EXERCISE TASK – The records below must be duplicated exactly, character for character.

Structured figure records:

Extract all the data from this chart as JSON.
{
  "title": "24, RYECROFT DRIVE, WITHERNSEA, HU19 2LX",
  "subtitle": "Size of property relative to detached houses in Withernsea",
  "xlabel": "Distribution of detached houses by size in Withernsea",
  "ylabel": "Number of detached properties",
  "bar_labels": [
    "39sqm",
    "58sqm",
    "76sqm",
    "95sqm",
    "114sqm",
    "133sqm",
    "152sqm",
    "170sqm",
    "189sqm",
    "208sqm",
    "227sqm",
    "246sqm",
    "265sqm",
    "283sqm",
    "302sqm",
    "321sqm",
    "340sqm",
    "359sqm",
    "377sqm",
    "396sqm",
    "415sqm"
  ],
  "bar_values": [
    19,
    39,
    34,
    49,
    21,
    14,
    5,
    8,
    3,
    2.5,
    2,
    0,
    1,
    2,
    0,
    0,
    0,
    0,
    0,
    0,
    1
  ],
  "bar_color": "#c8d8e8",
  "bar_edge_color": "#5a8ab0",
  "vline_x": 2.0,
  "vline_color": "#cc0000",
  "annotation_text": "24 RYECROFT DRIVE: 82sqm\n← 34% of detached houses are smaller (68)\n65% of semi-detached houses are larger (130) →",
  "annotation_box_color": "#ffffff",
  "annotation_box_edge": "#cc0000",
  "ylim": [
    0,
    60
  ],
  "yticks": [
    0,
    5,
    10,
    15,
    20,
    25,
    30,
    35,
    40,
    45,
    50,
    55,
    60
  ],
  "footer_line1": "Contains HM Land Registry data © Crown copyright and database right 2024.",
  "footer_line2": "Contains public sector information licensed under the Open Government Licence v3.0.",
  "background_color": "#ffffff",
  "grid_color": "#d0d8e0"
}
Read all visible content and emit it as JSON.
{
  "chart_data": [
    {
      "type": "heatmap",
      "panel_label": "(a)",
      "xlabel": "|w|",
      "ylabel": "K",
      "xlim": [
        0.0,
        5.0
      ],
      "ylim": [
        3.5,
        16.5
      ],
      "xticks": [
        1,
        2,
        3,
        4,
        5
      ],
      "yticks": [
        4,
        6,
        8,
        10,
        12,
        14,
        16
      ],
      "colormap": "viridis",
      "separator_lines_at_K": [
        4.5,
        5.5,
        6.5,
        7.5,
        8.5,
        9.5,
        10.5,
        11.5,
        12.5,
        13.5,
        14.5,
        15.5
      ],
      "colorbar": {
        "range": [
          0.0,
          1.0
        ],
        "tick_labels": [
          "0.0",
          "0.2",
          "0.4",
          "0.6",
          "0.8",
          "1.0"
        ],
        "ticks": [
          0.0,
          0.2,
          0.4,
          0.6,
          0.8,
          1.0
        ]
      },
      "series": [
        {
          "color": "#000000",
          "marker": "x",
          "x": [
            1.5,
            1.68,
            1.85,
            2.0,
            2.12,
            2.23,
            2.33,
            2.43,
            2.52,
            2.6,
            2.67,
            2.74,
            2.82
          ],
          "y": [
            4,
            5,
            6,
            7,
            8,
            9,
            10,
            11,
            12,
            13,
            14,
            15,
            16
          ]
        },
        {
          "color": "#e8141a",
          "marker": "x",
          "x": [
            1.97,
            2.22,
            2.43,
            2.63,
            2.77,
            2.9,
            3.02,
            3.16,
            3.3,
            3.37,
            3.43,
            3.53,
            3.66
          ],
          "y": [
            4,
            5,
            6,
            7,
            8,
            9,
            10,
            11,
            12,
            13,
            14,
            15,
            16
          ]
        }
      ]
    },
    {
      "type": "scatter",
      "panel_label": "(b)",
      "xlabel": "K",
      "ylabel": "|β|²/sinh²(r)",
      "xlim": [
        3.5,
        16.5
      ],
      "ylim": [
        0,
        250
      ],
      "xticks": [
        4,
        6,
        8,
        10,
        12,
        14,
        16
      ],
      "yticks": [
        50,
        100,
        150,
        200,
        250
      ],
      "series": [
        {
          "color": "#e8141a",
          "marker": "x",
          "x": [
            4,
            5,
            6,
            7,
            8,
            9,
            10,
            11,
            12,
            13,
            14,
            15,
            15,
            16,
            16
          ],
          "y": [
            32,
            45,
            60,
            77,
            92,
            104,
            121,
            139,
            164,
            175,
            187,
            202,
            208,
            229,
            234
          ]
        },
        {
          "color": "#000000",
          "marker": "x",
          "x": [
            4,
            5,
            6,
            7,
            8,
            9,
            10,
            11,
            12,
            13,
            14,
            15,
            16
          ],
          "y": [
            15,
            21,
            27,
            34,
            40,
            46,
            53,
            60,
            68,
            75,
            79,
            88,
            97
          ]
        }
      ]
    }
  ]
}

SOLUTION TO THE EXERCISE –
Extract all the data from this chart as JSON.
{
  "title": "24, RYECROFT DRIVE, WITHERNSEA, HU19 2LX",
  "subtitle": "Size of property relative to detached houses in Withernsea",
  "xlabel": "Distribution of detached houses by size in Withernsea",
  "ylabel": "Number of detached properties",
  "bar_labels": [
    "39sqm",
    "58sqm",
    "76sqm",
    "95sqm",
    "114sqm",
    "133sqm",
    "152sqm",
    "170sqm",
    "189sqm",
    "208sqm",
    "227sqm",
    "246sqm",
    "265sqm",
    "283sqm",
    "302sqm",
    "321sqm",
    "340sqm",
    "359sqm",
    "377sqm",
    "396sqm",
    "415sqm"
  ],
  "bar_values": [
    19,
    39,
    34,
    49,
    21,
    14,
    5,
    8,
    3,
    2.5,
    2,
    0,
    1,
    2,
    0,
    0,
    0,
    0,
    0,
    0,
    1
  ],
  "bar_color": "#c8d8e8",
  "bar_edge_color": "#5a8ab0",
  "vline_x": 2.0,
  "vline_color": "#cc0000",
  "annotation_text": "24 RYECROFT DRIVE: 82sqm\n← 34% of detached houses are smaller (68)\n65% of semi-detached houses are larger (130) →",
  "annotation_box_color": "#ffffff",
  "annotation_box_edge": "#cc0000",
  "ylim": [
    0,
    60
  ],
  "yticks": [
    0,
    5,
    10,
    15,
    20,
    25,
    30,
    35,
    40,
    45,
    50,
    55,
    60
  ],
  "footer_line1": "Contains HM Land Registry data © Crown copyright and database right 2024.",
  "footer_line2": "Contains public sector information licensed under the Open Government Licence v3.0.",
  "background_color": "#ffffff",
  "grid_color": "#d0d8e0"
}
Read all visible content and emit it as JSON.
{
  "chart_data": [
    {
      "type": "heatmap",
      "panel_label": "(a)",
      "xlabel": "|w|",
      "ylabel": "K",
      "xlim": [
        0.0,
        5.0
      ],
      "ylim": [
        3.5,
        16.5
      ],
      "xticks": [
        1,
        2,
        3,
        4,
        5
      ],
      "yticks": [
        4,
        6,
        8,
        10,
        12,
        14,
        16
      ],
      "colormap": "viridis",
      "separator_lines_at_K": [
        4.5,
        5.5,
        6.5,
        7.5,
        8.5,
        9.5,
        10.5,
        11.5,
        12.5,
        13.5,
        14.5,
        15.5
      ],
      "colorbar": {
        "range": [
          0.0,
          1.0
        ],
        "tick_labels": [
          "0.0",
          "0.2",
          "0.4",
          "0.6",
          "0.8",
          "1.0"
        ],
        "ticks": [
          0.0,
          0.2,
          0.4,
          0.6,
          0.8,
          1.0
        ]
      },
      "series": [
        {
          "color": "#000000",
          "marker": "x",
          "x": [
            1.5,
            1.68,
            1.85,
            2.0,
            2.12,
            2.23,
            2.33,
            2.43,
            2.52,
            2.6,
            2.67,
            2.74,
            2.82
          ],
          "y": [
            4,
            5,
            6,
            7,
            8,
            9,
            10,
            11,
            12,
            13,
            14,
            15,
            16
          ]
        },
        {
          "color": "#e8141a",
          "marker": "x",
          "x": [
            1.97,
            2.22,
            2.43,
            2.63,
            2.77,
            2.9,
            3.02,
            3.16,
            3.3,
            3.37,
            3.43,
            3.53,
            3.66
          ],
          "y": [
            4,
            5,
            6,
            7,
            8,
            9,
            10,
            11,
            12,
            13,
            14,
            15,
            16
          ]
        }
      ]
    },
    {
      "type": "scatter",
      "panel_label": "(b)",
      "xlabel": "K",
      "ylabel": "|β|²/sinh²(r)",
      "xlim": [
        3.5,
        16.5
      ],
      "ylim": [
        0,
        250
      ],
      "xticks": [
        4,
        6,
        8,
        10,
        12,
        14,
        16
      ],
      "yticks": [
        50,
        100,
        150,
        200,
        250
      ],
      "series": [
        {
          "color": "#e8141a",
          "marker": "x",
          "x": [
            4,
            5,
            6,
            7,
            8,
            9,
            10,
            11,
            12,
            13,
            14,
            15,
            15,
            16,
            16
          ],
          "y": [
            32,
            45,
            60,
            77,
            92,
            104,
            121,
            139,
            164,
            175,
            187,
            202,
            208,
            229,
            234
          ]
        },
        {
          "color": "#000000",
          "marker": "x",
          "x": [
            4,
            5,
            6,
            7,
            8,
            9,
            10,
            11,
            12,
            13,
            14,
            15,
            16
          ],
          "y": [
            15,
            21,
            27,
            34,
            40,
            46,
            53,
            60,
            68,
            75,
            79,
            88,
            97
          ]
        }
      ]
    }
  ]
}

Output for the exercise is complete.